What is required —
Would you please transcribe the data in full and exactly, excluding images?

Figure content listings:
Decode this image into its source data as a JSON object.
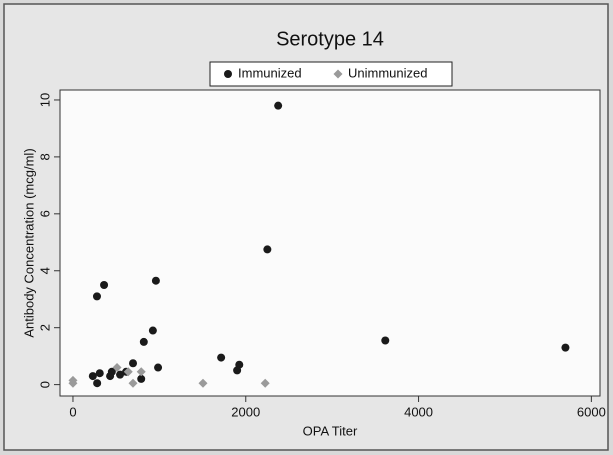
{
  "chart_data": {
    "type": "scatter",
    "title": "Serotype 14",
    "x_label": "OPA Titer",
    "y_label": "Antibody Concentration (mcg/ml)",
    "xlim": [
      -150,
      6100
    ],
    "ylim": [
      -0.4,
      10.35
    ],
    "xticks": [
      0,
      2000,
      4000,
      6000
    ],
    "yticks": [
      0,
      2,
      4,
      6,
      8,
      10
    ],
    "grid": false,
    "legend": "top",
    "series": [
      {
        "name": "Immunized",
        "color": "#1a1a1a",
        "marker": "circle",
        "x": [
          278,
          360,
          230,
          280,
          310,
          430,
          450,
          545,
          615,
          695,
          790,
          820,
          925,
          960,
          985,
          1715,
          1925,
          1900,
          2250,
          2375,
          3615,
          5700
        ],
        "values": [
          3.1,
          3.5,
          0.3,
          0.05,
          0.4,
          0.3,
          0.45,
          0.35,
          0.45,
          0.75,
          0.2,
          1.5,
          1.9,
          3.65,
          0.6,
          0.95,
          0.7,
          0.5,
          4.75,
          9.8,
          1.55,
          1.3
        ]
      },
      {
        "name": "Unimmunized",
        "color": "#9a9a9a",
        "marker": "diamond",
        "x": [
          0,
          0,
          510,
          640,
          695,
          790,
          1505,
          2225
        ],
        "values": [
          0.15,
          0.05,
          0.6,
          0.45,
          0.05,
          0.45,
          0.05,
          0.05
        ]
      }
    ]
  }
}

Response area —
Decode this image into its source data as a JSON object.
{
  "chart_data": {
    "type": "scatter",
    "title": "Serotype 14",
    "x_label": "OPA Titer",
    "y_label": "Antibody Concentration (mcg/ml)",
    "xlim": [
      -150,
      6100
    ],
    "ylim": [
      -0.4,
      10.35
    ],
    "xticks": [
      0,
      2000,
      4000,
      6000
    ],
    "yticks": [
      0,
      2,
      4,
      6,
      8,
      10
    ],
    "grid": false,
    "legend": "top",
    "series": [
      {
        "name": "Immunized",
        "color": "#1a1a1a",
        "marker": "circle",
        "x": [
          278,
          360,
          230,
          280,
          310,
          430,
          450,
          545,
          615,
          695,
          790,
          820,
          925,
          960,
          985,
          1715,
          1925,
          1900,
          2250,
          2375,
          3615,
          5700
        ],
        "values": [
          3.1,
          3.5,
          0.3,
          0.05,
          0.4,
          0.3,
          0.45,
          0.35,
          0.45,
          0.75,
          0.2,
          1.5,
          1.9,
          3.65,
          0.6,
          0.95,
          0.7,
          0.5,
          4.75,
          9.8,
          1.55,
          1.3
        ]
      },
      {
        "name": "Unimmunized",
        "color": "#9a9a9a",
        "marker": "diamond",
        "x": [
          0,
          0,
          510,
          640,
          695,
          790,
          1505,
          2225
        ],
        "values": [
          0.15,
          0.05,
          0.6,
          0.45,
          0.05,
          0.45,
          0.05,
          0.05
        ]
      }
    ]
  }
}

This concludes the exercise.